### GOAL
Show every line in the records below that contains the word "droit".

Stored data entries:
—————
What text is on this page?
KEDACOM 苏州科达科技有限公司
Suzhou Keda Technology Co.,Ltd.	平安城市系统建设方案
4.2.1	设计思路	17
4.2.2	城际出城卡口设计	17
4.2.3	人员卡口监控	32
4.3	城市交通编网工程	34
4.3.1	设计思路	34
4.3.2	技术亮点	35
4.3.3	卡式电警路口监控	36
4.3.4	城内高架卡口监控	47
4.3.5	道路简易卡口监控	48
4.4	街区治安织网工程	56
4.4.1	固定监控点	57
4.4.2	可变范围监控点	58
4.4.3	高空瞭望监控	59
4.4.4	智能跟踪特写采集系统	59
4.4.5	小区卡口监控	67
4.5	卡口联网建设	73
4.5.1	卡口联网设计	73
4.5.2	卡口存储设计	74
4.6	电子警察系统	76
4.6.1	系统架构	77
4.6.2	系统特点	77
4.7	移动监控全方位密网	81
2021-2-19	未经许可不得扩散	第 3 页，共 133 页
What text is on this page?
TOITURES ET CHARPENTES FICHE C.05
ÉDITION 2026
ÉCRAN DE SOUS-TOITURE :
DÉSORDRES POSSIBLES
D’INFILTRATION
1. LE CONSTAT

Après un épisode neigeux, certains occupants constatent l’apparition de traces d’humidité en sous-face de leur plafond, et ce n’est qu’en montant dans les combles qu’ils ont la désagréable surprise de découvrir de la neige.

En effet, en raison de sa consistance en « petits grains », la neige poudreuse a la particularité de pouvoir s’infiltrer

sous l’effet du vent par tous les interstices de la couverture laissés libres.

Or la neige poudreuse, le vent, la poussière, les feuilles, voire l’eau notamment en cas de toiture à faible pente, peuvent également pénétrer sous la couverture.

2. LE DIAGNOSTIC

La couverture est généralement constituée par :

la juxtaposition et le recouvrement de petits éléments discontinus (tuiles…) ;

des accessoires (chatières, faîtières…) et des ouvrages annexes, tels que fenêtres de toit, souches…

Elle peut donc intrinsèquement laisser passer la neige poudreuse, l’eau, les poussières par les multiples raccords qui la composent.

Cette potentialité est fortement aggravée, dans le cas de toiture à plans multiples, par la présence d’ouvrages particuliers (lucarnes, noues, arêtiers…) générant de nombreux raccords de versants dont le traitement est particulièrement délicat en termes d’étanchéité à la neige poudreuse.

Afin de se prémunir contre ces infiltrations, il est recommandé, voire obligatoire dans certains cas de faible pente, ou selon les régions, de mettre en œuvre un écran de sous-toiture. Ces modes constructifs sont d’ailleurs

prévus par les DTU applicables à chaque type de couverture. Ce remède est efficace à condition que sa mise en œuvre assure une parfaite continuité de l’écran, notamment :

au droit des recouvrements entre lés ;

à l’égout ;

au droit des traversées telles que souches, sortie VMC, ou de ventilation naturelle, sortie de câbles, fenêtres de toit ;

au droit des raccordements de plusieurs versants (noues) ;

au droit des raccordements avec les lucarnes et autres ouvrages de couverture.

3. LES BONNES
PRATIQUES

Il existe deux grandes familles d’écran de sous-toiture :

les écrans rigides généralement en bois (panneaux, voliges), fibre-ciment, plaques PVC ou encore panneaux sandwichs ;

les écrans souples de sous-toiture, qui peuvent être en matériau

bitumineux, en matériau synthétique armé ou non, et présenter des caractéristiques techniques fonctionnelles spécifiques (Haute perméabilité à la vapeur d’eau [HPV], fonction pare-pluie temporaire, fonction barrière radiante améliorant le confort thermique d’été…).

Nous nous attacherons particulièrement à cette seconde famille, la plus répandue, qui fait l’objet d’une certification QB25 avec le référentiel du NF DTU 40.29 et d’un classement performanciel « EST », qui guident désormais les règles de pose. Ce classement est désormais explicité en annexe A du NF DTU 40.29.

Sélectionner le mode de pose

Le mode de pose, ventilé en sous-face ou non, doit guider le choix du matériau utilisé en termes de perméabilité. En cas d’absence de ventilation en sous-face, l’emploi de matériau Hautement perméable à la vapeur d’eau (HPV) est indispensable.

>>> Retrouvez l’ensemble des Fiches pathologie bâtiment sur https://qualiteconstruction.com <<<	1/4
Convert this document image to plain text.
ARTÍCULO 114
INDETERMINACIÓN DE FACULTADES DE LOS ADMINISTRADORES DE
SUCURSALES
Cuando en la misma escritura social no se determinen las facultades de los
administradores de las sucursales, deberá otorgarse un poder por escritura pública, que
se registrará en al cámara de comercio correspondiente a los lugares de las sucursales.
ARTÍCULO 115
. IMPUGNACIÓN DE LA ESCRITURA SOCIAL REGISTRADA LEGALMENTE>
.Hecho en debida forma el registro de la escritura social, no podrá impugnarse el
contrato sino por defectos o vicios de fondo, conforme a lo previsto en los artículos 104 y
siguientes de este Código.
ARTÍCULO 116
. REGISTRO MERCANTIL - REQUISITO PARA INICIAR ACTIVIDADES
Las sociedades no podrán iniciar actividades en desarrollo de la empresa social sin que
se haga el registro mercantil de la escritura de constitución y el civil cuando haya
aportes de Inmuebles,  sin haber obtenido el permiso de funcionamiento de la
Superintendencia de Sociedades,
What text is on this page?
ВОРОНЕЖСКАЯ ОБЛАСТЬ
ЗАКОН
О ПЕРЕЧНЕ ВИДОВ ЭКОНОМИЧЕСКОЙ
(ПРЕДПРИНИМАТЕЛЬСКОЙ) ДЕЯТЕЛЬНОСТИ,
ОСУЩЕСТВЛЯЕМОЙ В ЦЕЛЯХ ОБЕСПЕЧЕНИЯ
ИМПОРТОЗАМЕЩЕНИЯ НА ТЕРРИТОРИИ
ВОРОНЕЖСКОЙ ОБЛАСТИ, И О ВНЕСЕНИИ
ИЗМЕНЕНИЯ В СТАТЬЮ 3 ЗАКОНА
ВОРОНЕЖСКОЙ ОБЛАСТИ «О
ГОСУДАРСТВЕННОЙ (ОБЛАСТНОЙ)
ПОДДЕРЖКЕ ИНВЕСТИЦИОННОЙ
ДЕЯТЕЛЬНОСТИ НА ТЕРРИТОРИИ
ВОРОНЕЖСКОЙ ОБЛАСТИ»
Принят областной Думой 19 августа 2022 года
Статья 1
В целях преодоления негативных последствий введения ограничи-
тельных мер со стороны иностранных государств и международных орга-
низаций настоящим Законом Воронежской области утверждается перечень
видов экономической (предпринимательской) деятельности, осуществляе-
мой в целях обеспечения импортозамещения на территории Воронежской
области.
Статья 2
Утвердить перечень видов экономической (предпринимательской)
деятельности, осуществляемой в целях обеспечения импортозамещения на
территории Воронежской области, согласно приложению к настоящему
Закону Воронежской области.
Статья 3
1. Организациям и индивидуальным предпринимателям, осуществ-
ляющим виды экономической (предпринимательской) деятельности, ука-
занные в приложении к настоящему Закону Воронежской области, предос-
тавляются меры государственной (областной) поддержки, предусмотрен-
—————
### ANSWER BELOW
au droit des recouvrements entre lés ;
au droit des traversées telles que souches, sortie VMC, ou de ventilation naturelle, sortie de câbles, fenêtres de toit ;
au droit des raccordements de plusieurs versants (noues) ;
au droit des raccordements avec les lucarnes et autres ouvrages de couverture.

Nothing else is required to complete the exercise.